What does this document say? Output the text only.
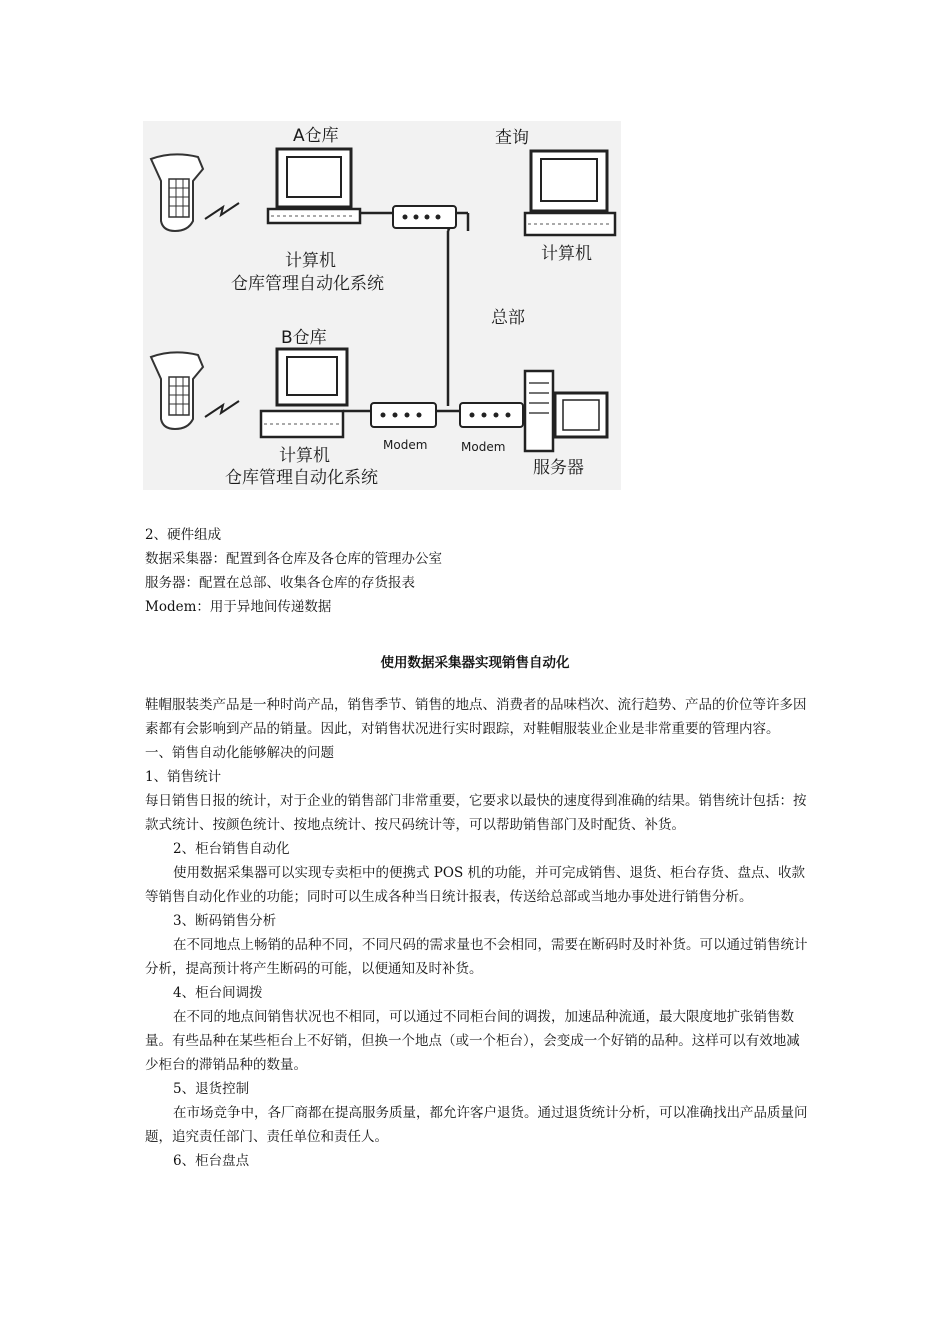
A仓库	查询
计算机
仓库管理自动化系统
计算机
总部
B仓库
Modem	Modem
计算机
仓库管理自动化系统	服务器
2、硬件组成
数据采集器：配置到各仓库及各仓库的管理办公室
服务器：配置在总部、收集各仓库的存货报表
Modem：用于异地间传递数据
使用数据采集器实现销售自动化
鞋帽服装类产品是一种时尚产品，销售季节、销售的地点、消费者的品味档次、流行趋势、产品的价位等许多因素都有会影响到产品的销量。因此，对销售状况进行实时跟踪，对鞋帽服装业企业是非常重要的管理内容。
一、销售自动化能够解决的问题
1、销售统计
每日销售日报的统计，对于企业的销售部门非常重要，它要求以最快的速度得到准确的结果。销售统计包括：按款式统计、按颜色统计、按地点统计、按尺码统计等，可以帮助销售部门及时配货、补货。
2、柜台销售自动化
使用数据采集器可以实现专卖柜中的便携式 POS 机的功能，并可完成销售、退货、柜台存货、盘点、收款等销售自动化作业的功能；同时可以生成各种当日统计报表，传送给总部或当地办事处进行销售分析。
3、断码销售分析
在不同地点上畅销的品种不同，不同尺码的需求量也不会相同，需要在断码时及时补货。可以通过销售统计分析，提高预计将产生断码的可能，以便通知及时补货。
4、柜台间调拨
在不同的地点间销售状况也不相同，可以通过不同柜台间的调拨，加速品种流通，最大限度地扩张销售数量。有些品种在某些柜台上不好销，但换一个地点（或一个柜台），会变成一个好销的品种。这样可以有效地减少柜台的滞销品种的数量。
5、退货控制
在市场竞争中，各厂商都在提高服务质量，都允许客户退货。通过退货统计分析，可以准确找出产品质量问题，追究责任部门、责任单位和责任人。
6、柜台盘点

=-=-=-=-=

To do. Write out each entry exactly as given, but skip the pictures.

Complete response.
What does this document say? Output the text only.
A仓库	查询
计算机
仓库管理自动化系统
计算机
总部
B仓库
Modem	Modem
计算机
仓库管理自动化系统	服务器
2、硬件组成
数据采集器：配置到各仓库及各仓库的管理办公室
服务器：配置在总部、收集各仓库的存货报表
Modem：用于异地间传递数据
使用数据采集器实现销售自动化
鞋帽服装类产品是一种时尚产品，销售季节、销售的地点、消费者的品味档次、流行趋势、产品的价位等许多因素都有会影响到产品的销量。因此，对销售状况进行实时跟踪，对鞋帽服装业企业是非常重要的管理内容。
一、销售自动化能够解决的问题
1、销售统计
每日销售日报的统计，对于企业的销售部门非常重要，它要求以最快的速度得到准确的结果。销售统计包括：按款式统计、按颜色统计、按地点统计、按尺码统计等，可以帮助销售部门及时配货、补货。
2、柜台销售自动化
使用数据采集器可以实现专卖柜中的便携式 POS 机的功能，并可完成销售、退货、柜台存货、盘点、收款等销售自动化作业的功能；同时可以生成各种当日统计报表，传送给总部或当地办事处进行销售分析。
3、断码销售分析
在不同地点上畅销的品种不同，不同尺码的需求量也不会相同，需要在断码时及时补货。可以通过销售统计分析，提高预计将产生断码的可能，以便通知及时补货。
4、柜台间调拨
在不同的地点间销售状况也不相同，可以通过不同柜台间的调拨，加速品种流通，最大限度地扩张销售数量。有些品种在某些柜台上不好销，但换一个地点（或一个柜台），会变成一个好销的品种。这样可以有效地减少柜台的滞销品种的数量。
5、退货控制
在市场竞争中，各厂商都在提高服务质量，都允许客户退货。通过退货统计分析，可以准确找出产品质量问题，追究责任部门、责任单位和责任人。
6、柜台盘点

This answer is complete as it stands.